• _The task_: Extract all lines in the data that contain the word "smoothed".

## start

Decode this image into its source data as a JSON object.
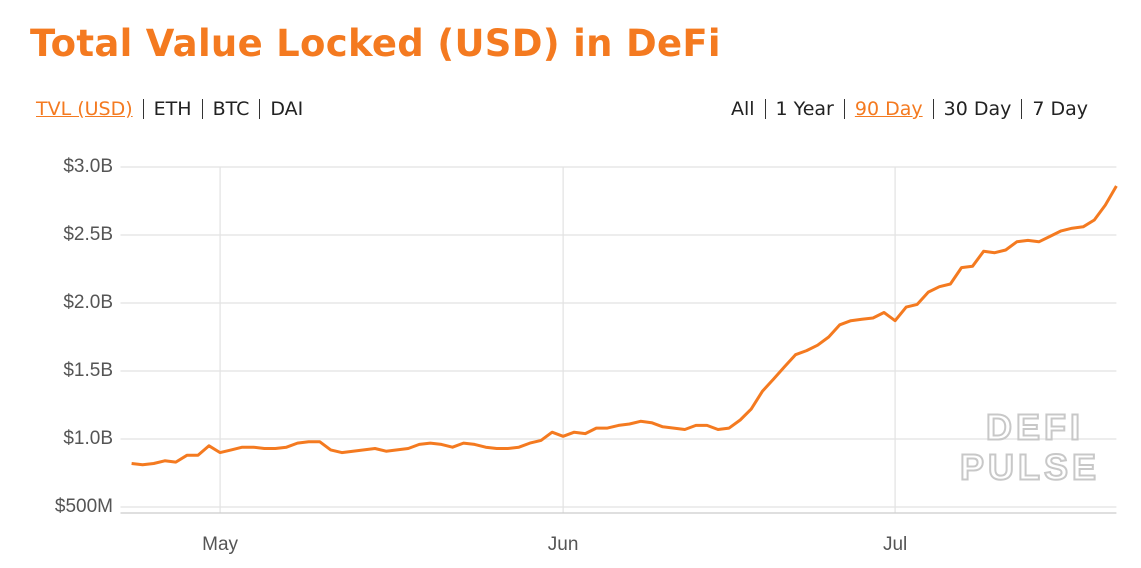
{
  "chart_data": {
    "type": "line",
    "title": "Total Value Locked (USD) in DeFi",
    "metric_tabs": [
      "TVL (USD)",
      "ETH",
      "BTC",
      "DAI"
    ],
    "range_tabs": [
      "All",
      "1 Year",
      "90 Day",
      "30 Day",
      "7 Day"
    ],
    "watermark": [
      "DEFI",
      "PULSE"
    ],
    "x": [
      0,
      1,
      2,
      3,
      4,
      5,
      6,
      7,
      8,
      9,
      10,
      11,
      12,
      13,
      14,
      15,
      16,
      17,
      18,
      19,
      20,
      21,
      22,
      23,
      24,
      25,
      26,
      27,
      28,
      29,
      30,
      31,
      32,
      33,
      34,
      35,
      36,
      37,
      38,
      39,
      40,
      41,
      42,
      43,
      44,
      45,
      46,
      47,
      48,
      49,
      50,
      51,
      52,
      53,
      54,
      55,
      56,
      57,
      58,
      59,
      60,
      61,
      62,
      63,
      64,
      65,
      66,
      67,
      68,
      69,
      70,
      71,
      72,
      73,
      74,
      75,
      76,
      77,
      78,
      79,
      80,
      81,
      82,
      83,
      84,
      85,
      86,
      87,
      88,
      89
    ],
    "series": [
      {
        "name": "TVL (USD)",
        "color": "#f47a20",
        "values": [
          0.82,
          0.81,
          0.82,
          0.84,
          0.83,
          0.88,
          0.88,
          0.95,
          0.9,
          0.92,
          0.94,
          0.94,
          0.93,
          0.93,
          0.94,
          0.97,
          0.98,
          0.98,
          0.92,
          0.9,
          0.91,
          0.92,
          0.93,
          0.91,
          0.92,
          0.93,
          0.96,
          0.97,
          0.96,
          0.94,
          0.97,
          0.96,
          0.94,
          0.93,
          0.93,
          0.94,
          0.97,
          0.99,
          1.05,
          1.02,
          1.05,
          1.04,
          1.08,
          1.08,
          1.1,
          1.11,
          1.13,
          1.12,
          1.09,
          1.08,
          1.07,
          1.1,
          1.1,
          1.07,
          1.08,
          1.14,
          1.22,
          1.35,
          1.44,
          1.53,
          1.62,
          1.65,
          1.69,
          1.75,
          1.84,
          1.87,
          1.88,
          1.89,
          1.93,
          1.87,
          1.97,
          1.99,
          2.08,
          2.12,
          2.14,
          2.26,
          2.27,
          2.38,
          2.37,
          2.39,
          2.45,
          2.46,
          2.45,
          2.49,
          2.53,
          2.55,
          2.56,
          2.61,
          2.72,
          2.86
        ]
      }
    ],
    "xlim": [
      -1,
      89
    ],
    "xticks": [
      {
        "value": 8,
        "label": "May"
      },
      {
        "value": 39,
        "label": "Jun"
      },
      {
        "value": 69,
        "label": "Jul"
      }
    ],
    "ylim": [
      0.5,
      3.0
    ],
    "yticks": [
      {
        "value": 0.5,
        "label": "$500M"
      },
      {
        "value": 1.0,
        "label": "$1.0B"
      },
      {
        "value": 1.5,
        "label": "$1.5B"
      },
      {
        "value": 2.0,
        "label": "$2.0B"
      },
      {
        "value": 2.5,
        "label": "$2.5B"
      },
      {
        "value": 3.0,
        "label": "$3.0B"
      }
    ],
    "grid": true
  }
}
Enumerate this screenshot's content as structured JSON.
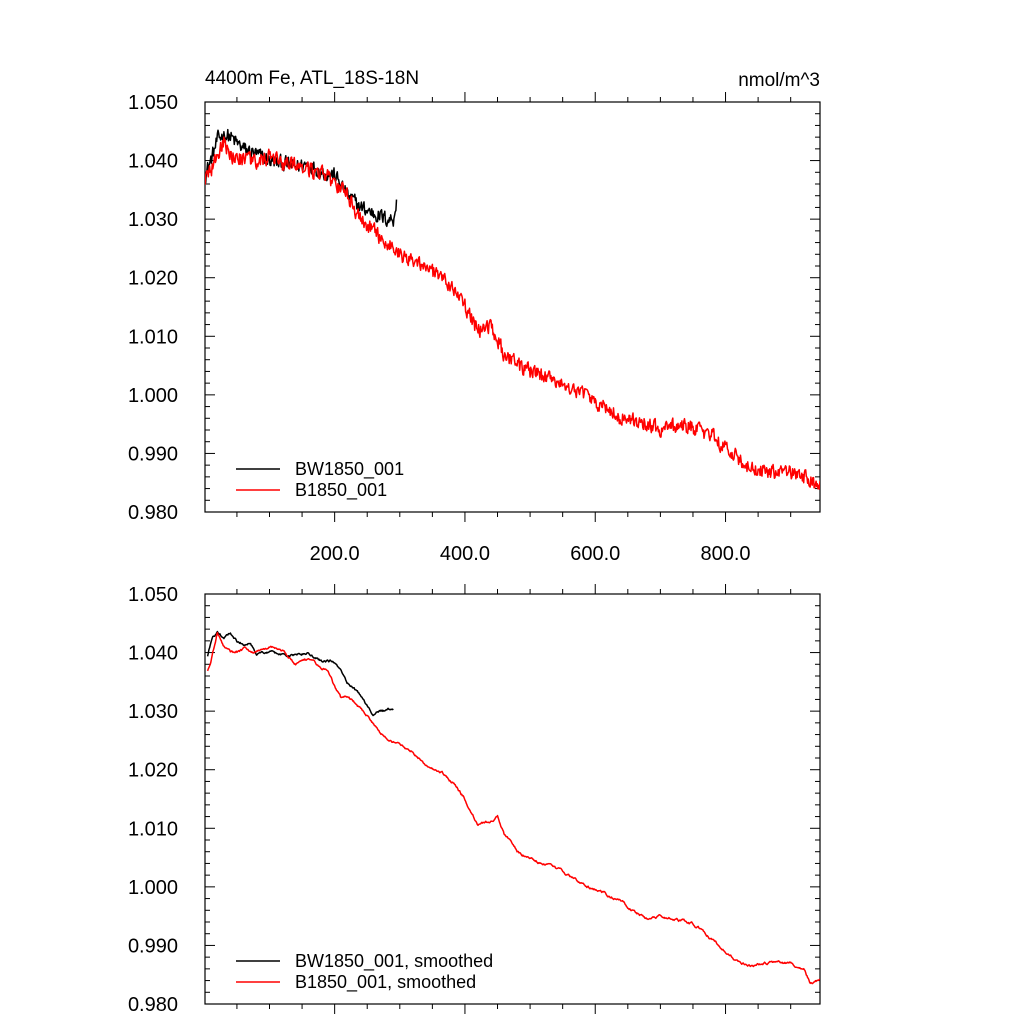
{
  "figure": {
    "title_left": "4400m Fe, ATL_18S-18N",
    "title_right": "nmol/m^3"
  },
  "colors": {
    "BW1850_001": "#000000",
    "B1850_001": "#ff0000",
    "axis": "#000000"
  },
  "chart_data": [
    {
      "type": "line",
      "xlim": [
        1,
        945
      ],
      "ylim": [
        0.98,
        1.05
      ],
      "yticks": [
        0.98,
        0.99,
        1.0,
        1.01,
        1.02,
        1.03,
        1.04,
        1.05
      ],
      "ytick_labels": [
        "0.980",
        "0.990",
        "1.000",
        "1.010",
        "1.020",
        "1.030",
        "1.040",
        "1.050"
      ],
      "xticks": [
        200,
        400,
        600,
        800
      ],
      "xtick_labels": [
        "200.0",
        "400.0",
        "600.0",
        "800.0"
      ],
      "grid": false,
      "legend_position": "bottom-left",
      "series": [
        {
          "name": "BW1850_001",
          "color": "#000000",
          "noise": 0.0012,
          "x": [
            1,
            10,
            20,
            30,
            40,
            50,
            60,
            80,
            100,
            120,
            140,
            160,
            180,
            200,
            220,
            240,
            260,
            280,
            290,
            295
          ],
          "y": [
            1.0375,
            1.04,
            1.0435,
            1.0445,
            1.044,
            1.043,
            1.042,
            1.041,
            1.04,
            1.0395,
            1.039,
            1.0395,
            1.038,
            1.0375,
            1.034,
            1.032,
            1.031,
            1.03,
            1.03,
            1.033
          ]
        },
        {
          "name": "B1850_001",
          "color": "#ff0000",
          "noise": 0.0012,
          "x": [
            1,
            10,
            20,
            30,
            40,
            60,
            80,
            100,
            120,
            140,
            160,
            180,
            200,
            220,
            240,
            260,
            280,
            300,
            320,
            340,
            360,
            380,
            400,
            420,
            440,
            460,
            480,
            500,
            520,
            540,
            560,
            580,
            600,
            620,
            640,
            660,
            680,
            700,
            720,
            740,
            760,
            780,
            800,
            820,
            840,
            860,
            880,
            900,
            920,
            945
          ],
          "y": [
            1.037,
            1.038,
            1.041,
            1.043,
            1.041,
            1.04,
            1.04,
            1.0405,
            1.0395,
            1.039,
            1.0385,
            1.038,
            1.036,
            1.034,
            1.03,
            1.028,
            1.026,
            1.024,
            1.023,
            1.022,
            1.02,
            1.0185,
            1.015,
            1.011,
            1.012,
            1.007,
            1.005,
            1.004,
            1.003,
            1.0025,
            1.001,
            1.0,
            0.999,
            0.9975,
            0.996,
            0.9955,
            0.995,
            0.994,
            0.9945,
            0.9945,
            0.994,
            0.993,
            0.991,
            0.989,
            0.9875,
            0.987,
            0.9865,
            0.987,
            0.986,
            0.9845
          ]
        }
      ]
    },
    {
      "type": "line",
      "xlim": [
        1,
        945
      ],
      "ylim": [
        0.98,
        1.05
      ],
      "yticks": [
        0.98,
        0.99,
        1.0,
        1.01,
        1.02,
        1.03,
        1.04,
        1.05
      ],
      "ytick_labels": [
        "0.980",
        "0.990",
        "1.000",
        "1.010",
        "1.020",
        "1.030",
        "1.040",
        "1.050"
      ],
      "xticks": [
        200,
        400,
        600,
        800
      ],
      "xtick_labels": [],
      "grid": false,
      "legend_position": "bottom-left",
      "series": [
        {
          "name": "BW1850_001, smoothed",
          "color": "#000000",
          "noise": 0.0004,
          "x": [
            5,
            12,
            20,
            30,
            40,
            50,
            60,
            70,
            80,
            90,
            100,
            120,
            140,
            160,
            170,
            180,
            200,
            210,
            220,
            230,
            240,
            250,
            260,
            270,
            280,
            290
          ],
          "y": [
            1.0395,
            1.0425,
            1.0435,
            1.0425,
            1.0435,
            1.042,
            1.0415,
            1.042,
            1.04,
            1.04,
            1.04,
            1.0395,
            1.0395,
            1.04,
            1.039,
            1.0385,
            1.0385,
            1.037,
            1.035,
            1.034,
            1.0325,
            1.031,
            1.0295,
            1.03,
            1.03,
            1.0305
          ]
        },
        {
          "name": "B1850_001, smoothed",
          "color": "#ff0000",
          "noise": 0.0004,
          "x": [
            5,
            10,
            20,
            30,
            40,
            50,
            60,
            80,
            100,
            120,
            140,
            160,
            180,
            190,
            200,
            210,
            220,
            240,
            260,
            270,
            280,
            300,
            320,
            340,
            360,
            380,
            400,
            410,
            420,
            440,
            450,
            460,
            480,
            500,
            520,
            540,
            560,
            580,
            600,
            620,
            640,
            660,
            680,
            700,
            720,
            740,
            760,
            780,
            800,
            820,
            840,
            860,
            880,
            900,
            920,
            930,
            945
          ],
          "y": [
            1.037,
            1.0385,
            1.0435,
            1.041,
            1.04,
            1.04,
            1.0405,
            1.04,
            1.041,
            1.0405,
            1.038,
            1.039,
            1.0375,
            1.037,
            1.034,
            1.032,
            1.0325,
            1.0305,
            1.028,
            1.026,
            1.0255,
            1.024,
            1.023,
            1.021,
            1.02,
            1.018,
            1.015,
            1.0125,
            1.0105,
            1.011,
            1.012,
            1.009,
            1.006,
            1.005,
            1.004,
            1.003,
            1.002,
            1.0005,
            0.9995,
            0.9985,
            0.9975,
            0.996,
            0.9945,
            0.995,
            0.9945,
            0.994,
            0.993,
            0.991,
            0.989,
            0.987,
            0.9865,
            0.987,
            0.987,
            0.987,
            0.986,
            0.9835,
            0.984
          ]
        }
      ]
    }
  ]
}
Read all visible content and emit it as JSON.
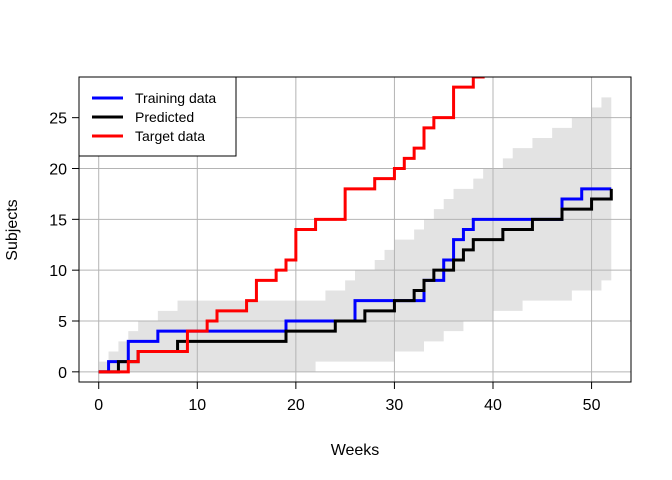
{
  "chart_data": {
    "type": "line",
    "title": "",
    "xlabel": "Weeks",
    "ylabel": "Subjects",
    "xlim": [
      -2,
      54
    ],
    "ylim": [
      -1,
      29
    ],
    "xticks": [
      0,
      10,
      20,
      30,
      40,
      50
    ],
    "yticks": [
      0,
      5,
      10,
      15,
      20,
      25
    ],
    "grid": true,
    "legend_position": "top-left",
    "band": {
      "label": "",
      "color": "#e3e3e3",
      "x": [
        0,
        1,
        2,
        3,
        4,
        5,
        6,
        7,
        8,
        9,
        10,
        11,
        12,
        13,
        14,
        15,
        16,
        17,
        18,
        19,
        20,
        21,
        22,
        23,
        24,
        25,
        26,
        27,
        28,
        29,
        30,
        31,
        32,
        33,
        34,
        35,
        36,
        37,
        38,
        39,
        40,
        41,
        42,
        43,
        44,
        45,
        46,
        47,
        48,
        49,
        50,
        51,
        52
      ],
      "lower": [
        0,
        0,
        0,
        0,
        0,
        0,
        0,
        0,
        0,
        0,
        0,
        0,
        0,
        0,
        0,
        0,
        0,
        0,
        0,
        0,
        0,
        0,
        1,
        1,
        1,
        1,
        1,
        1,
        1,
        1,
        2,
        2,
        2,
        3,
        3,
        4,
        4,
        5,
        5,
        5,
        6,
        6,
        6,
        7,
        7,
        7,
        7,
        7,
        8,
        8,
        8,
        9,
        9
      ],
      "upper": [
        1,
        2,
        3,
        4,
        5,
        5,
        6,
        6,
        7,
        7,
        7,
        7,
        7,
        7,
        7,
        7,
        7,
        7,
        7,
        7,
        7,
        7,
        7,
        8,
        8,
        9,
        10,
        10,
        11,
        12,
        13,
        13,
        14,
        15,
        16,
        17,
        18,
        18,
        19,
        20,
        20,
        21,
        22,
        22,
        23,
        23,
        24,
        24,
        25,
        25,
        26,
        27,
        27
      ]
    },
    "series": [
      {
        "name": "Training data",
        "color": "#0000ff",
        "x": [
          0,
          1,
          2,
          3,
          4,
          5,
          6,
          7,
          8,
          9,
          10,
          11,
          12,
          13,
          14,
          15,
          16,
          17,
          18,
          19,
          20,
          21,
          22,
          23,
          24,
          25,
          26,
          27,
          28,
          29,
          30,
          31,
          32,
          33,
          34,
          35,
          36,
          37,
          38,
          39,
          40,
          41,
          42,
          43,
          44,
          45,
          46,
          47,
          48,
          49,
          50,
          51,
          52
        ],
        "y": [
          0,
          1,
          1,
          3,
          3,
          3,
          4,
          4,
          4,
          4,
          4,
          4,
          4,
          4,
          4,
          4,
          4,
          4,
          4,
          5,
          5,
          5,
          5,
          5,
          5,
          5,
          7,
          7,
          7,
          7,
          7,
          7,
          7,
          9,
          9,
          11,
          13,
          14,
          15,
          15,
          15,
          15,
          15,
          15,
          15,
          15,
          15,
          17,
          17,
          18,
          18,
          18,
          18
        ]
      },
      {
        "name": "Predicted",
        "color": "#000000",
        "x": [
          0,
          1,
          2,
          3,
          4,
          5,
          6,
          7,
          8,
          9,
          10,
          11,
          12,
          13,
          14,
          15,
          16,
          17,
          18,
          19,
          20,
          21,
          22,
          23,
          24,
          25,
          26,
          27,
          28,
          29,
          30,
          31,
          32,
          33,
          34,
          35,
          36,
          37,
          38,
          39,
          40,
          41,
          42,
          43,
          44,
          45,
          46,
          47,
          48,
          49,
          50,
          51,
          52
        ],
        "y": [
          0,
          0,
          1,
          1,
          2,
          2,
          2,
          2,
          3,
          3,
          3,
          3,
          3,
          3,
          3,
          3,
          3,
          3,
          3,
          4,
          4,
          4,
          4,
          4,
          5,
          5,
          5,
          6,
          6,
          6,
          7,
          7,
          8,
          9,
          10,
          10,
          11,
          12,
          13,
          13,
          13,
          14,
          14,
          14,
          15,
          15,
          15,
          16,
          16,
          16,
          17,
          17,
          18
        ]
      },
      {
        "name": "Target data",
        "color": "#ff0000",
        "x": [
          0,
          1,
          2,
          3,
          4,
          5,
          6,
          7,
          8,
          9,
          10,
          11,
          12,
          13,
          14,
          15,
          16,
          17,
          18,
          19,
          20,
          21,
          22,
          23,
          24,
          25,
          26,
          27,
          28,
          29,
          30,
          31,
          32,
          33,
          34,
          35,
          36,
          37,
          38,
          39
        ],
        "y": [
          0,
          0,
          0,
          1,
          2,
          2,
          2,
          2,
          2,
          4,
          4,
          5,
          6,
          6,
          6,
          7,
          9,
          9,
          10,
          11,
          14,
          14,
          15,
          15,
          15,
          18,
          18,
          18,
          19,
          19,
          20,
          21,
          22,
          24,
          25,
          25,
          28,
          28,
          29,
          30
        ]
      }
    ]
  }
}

## end

• _Exercise output_:
          "name": "BW1850_001, smoothed",
          "name": "B1850_001, smoothed",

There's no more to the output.